──────── Given data ────────

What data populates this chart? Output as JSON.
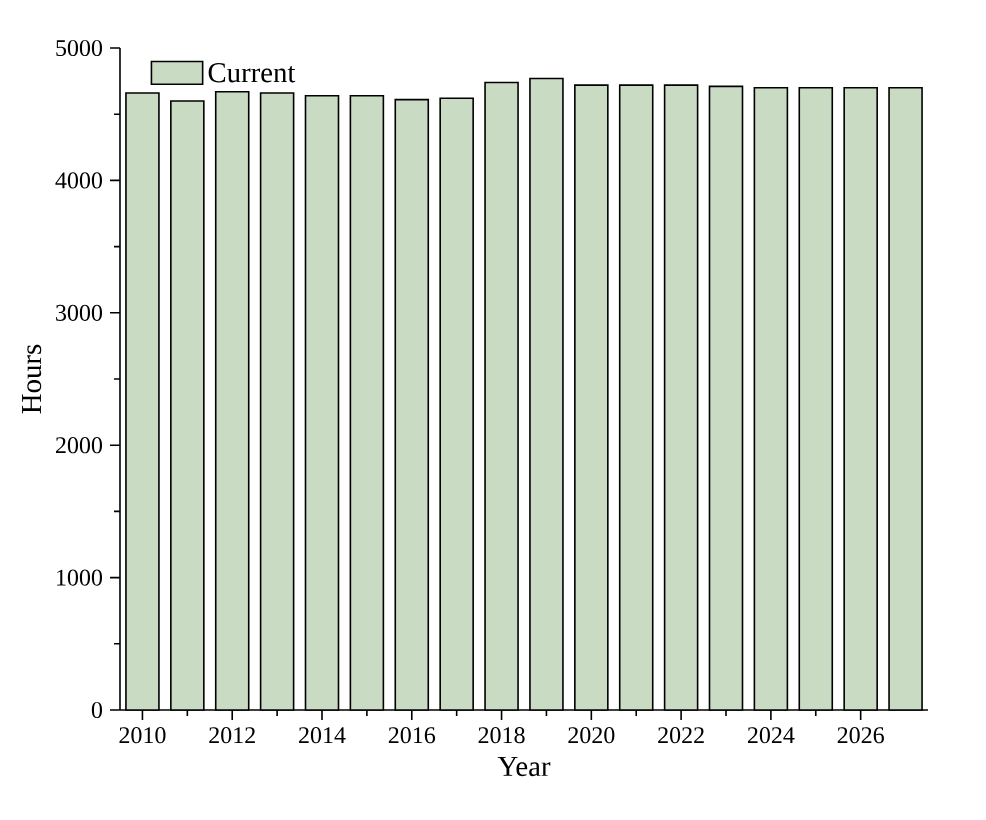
{
  "chart_data": {
    "type": "bar",
    "xlabel": "Year",
    "ylabel": "Hours",
    "x": [
      2010,
      2011,
      2012,
      2013,
      2014,
      2015,
      2016,
      2017,
      2018,
      2019,
      2020,
      2021,
      2022,
      2023,
      2024,
      2025,
      2026,
      2027
    ],
    "series": [
      {
        "name": "Current",
        "color": "#c9dcc3",
        "values": [
          4660,
          4600,
          4670,
          4660,
          4640,
          4640,
          4610,
          4620,
          4740,
          4770,
          4720,
          4720,
          4720,
          4710,
          4700,
          4700,
          4700,
          4700
        ]
      }
    ],
    "xlim": [
      2009.5,
      2027.5
    ],
    "xticks": [
      2010,
      2012,
      2014,
      2016,
      2018,
      2020,
      2022,
      2024,
      2026
    ],
    "ylim": [
      0,
      5000
    ],
    "yticks": [
      0,
      1000,
      2000,
      3000,
      4000,
      5000
    ],
    "legend": "top left"
  }
}
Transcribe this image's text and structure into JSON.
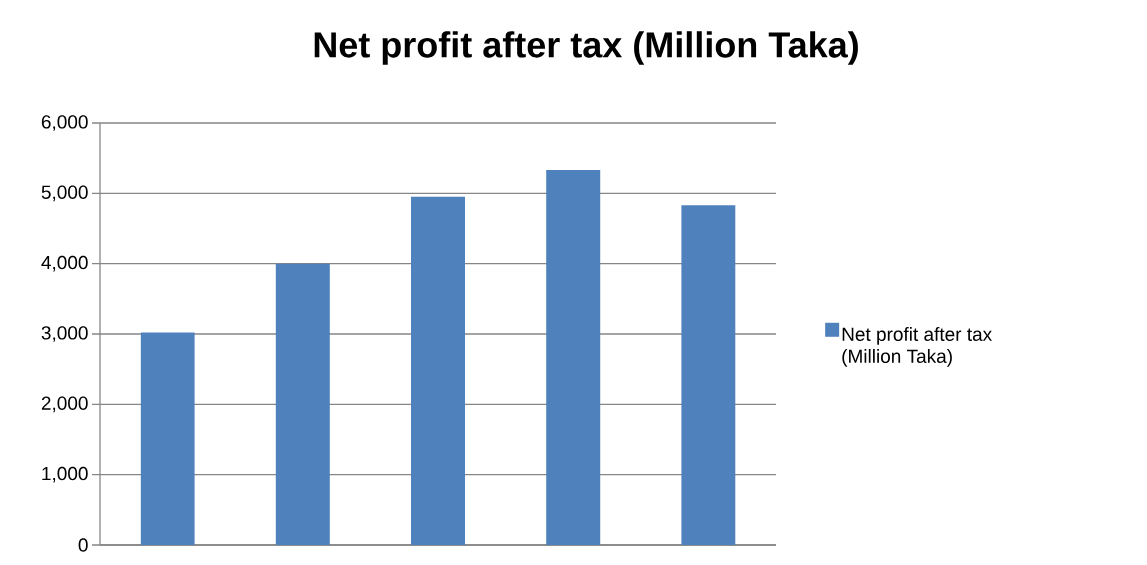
{
  "chart_data": {
    "type": "bar",
    "title": "Net profit after tax (Million Taka)",
    "categories": [
      null,
      null,
      null,
      null,
      null
    ],
    "series": [
      {
        "name": "Net profit after tax (Million Taka)",
        "color": "#4f81bd",
        "values": [
          3020,
          4000,
          4950,
          5330,
          4830
        ]
      }
    ],
    "ylim": [
      0,
      6000
    ],
    "yticks": [
      0,
      {
        "value": 1000,
        "label": "1,000"
      },
      {
        "value": 2000,
        "label": "2,000"
      },
      {
        "value": 3000,
        "label": "3,000"
      },
      {
        "value": 4000,
        "label": "4,000"
      },
      {
        "value": 5000,
        "label": "5,000"
      },
      {
        "value": 6000,
        "label": "6,000"
      }
    ],
    "grid": "y",
    "legend": "right"
  }
}
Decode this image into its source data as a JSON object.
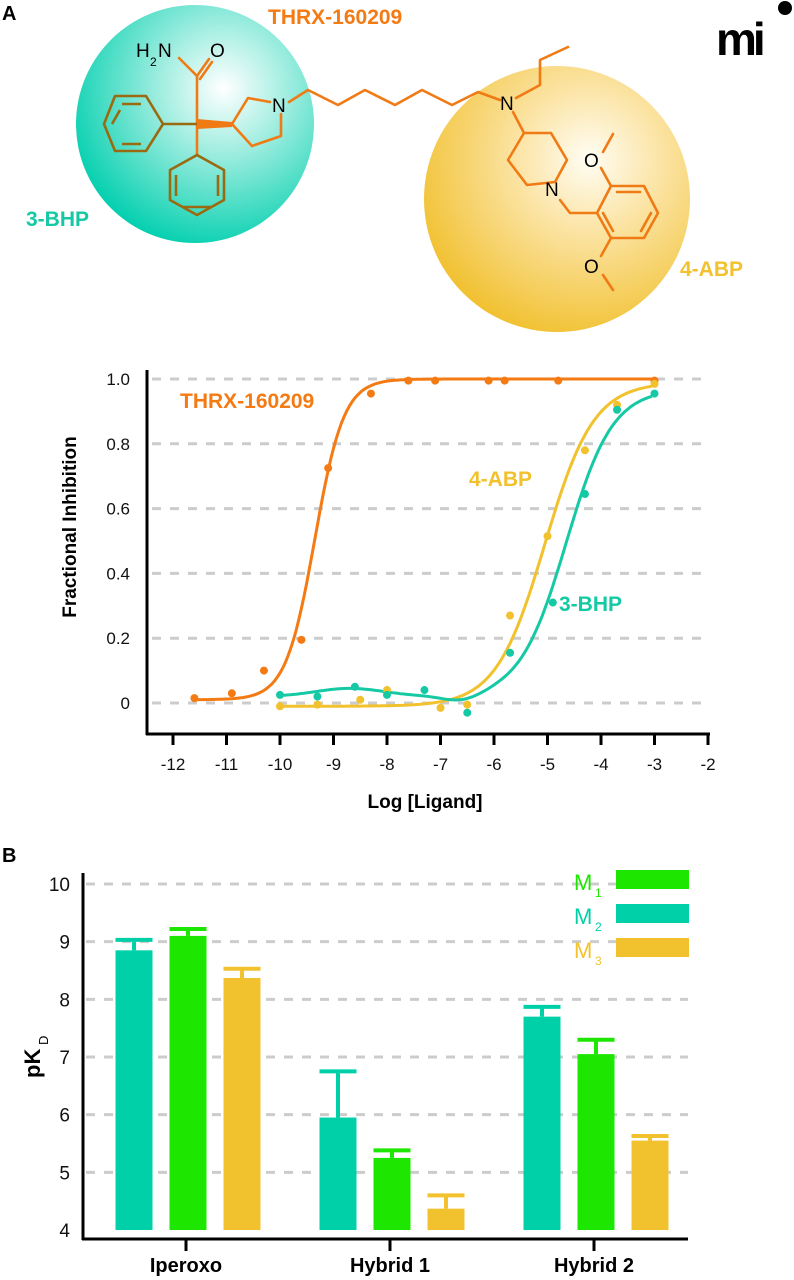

────────

Task objective – Of all the lines in the listing above, how many contain the word "Million"? Answer with the number alone.

Solution to the problem – 2